Documento —
-- -- --

Quando io ero un ragazzino queste situazioni erano
assolutamente sconosciute. Nessuno avrebbe mai osato alzare
una mano su un insegnante. Se accadeva di trovarsi davanti
un professóre omosessuale noi non ce ne rendevamo conto.
Eravamo noi che venivamo presi a ceffoni - a casa. Forse la
cosa più indovinata del libro è il ritratto di un piccolo
cosmo. ("The New York Review of Books").
Per capire alcuni tratti anticipatori di quello che era e
sarebbe diventata l'Italia di lì a pochi decenni basta
ricordare brani come questo, che raccontano della migrazione
dal Sud al Nord dell'Italia: "Il Direttore, dopo
aver parlato nell'orecchio al maestro, se ne uscì,
lasciandogli accanto il ragazzo, che guardava noi con quegli
occhioni neri, come spaurito. Allora il maestro gli prese
una mano e disse alla classe: "Voi dovete essere contenti.
Oggi entra nella scuola un piccolo italiano nato a Reggio di
Calabria, a più di cinquecento miglia di qua. Vogliategli
bene, in maniera che non s'accorga di esser lontano dalla
città dove è nato; fategli vedere che un ragazzo italiano,
in qualunque scuola italiana metta il piede, ci trova dei
fratelli.""

-- -- --

Record —

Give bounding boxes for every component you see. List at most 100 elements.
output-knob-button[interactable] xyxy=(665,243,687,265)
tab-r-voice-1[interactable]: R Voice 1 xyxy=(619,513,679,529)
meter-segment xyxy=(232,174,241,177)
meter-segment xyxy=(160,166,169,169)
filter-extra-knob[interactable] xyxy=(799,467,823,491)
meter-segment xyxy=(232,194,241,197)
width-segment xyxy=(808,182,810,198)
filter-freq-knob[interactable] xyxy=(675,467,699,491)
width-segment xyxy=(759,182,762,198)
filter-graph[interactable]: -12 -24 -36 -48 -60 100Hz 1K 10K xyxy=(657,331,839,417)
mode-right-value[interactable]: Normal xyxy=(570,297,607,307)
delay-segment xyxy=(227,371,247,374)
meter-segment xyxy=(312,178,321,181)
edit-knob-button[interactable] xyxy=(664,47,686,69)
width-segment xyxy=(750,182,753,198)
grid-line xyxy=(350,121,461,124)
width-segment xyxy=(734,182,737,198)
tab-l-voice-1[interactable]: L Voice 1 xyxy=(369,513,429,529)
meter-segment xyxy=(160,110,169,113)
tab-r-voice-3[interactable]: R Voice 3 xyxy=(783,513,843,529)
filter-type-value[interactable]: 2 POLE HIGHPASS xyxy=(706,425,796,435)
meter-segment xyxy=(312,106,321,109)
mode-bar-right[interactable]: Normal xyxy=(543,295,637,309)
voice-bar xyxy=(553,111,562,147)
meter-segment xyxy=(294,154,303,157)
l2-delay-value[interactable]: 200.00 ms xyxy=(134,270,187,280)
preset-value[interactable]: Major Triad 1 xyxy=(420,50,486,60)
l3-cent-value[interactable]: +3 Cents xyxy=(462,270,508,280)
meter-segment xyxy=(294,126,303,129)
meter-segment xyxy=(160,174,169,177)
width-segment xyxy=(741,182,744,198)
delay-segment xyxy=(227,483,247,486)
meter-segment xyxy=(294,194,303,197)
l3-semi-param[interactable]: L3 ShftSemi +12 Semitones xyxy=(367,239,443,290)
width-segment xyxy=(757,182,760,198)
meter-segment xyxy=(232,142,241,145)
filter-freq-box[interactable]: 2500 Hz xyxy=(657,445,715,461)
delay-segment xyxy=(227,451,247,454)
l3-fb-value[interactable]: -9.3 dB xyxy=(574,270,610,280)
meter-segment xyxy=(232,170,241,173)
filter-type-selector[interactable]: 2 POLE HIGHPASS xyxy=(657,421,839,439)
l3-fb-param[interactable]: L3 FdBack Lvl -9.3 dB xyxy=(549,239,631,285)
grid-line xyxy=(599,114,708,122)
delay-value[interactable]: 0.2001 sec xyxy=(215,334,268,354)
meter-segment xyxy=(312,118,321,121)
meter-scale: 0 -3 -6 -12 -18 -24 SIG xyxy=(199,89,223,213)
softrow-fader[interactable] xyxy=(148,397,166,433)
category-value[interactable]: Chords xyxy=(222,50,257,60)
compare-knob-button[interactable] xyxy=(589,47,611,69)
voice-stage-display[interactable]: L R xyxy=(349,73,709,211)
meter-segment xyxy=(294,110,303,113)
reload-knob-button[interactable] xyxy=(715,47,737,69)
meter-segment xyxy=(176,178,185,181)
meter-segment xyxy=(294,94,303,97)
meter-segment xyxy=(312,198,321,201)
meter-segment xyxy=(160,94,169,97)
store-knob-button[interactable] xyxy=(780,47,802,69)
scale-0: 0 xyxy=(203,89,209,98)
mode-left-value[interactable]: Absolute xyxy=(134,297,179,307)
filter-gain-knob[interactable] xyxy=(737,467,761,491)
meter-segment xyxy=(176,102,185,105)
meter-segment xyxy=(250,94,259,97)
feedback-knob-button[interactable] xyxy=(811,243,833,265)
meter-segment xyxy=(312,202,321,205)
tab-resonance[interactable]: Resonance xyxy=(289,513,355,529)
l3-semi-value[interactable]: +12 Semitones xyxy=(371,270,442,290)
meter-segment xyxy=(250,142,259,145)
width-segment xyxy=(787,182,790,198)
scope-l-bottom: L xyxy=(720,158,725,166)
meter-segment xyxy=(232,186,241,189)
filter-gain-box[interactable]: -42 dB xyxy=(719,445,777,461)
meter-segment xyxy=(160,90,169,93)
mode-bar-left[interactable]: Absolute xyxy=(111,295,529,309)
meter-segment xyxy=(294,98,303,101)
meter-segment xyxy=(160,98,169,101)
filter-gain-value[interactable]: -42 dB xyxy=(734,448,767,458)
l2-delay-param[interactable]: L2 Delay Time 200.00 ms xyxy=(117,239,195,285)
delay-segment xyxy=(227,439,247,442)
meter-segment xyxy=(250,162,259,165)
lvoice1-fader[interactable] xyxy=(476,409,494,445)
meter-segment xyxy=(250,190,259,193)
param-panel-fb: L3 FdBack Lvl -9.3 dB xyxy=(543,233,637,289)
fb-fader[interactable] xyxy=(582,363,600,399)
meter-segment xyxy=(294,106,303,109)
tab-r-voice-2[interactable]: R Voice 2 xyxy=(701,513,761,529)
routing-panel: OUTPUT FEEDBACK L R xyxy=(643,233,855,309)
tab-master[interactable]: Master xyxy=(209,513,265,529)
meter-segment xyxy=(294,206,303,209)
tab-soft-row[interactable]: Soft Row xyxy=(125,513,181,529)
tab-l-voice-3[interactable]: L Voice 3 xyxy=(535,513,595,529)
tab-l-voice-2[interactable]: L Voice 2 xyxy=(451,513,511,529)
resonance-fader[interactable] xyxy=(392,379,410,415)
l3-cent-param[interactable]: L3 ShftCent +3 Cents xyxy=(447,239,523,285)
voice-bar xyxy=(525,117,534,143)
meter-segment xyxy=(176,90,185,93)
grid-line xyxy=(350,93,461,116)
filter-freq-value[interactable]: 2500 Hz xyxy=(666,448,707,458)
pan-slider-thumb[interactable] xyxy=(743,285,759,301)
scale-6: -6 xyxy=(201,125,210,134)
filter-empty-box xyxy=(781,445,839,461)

-- -- --

Problemi ed esercizi —
• 1. Rispondi alle seguenti domande sul documento:
(a) Secondo chi scrive, chi veniva preso a ceffoni, e dove?
(b) Quale pubblicazione è indicata tra parentesi dopo la frase sul ritratto di un piccolo cosmo?
(c) In quale città è nato il ragazzo presentato alla classe, e quanto dista da lì la scuola?
• 2. Ritrascrivi il passo del documento da "Quando io ero" a "ne rendevamo conto.".

Soluzioni in ordine —
• 1.
(a) Erano i ragazzini come chi scrive («noi») a essere presi a ceffoni, a casa.
(b) «The New York Review of Books».
(c) A Reggio di Calabria, a più di cinquecento miglia dalla scuola.

• 2.
Quando io ero un ragazzino queste situazioni erano
assolutamente sconosciute. Nessuno avrebbe mai osato alzare
una mano su un insegnante. Se accadeva di trovarsi davanti
un professóre omosessuale noi non ce ne rendevamo conto.